_Set task_
Select from the data all lines with the word "Strongly".

---+---

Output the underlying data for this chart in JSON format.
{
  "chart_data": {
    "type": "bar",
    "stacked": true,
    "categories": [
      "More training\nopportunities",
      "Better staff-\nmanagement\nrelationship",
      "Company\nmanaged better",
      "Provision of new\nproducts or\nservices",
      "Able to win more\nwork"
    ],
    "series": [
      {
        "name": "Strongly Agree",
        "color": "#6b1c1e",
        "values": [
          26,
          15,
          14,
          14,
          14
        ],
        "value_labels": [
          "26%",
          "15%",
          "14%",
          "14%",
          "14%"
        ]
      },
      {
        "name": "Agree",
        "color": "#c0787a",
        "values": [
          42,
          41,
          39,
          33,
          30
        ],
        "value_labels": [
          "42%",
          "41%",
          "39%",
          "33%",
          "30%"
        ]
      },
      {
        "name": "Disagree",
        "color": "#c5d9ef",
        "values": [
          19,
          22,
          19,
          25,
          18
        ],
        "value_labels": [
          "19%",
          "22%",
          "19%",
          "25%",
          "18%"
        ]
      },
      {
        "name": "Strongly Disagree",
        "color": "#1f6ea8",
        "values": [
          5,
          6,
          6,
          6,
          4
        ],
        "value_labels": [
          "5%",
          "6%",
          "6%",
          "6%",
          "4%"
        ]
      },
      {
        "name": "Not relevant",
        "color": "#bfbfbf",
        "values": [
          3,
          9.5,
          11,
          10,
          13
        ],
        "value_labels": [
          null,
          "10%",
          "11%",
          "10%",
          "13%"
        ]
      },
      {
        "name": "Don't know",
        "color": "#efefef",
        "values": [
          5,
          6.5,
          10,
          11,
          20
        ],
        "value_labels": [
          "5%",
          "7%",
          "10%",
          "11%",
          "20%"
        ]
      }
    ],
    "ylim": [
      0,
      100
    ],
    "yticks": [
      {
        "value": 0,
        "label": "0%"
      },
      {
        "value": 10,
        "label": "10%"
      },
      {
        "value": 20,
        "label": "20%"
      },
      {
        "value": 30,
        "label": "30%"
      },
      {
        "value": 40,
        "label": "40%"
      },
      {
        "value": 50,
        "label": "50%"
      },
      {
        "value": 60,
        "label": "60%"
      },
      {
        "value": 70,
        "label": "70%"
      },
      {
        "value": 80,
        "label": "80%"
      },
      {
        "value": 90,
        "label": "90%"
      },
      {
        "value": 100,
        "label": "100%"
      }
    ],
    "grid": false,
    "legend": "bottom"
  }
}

---+---

_Reply to the exercise_
        "name": "Strongly Agree",
        "name": "Strongly Disagree",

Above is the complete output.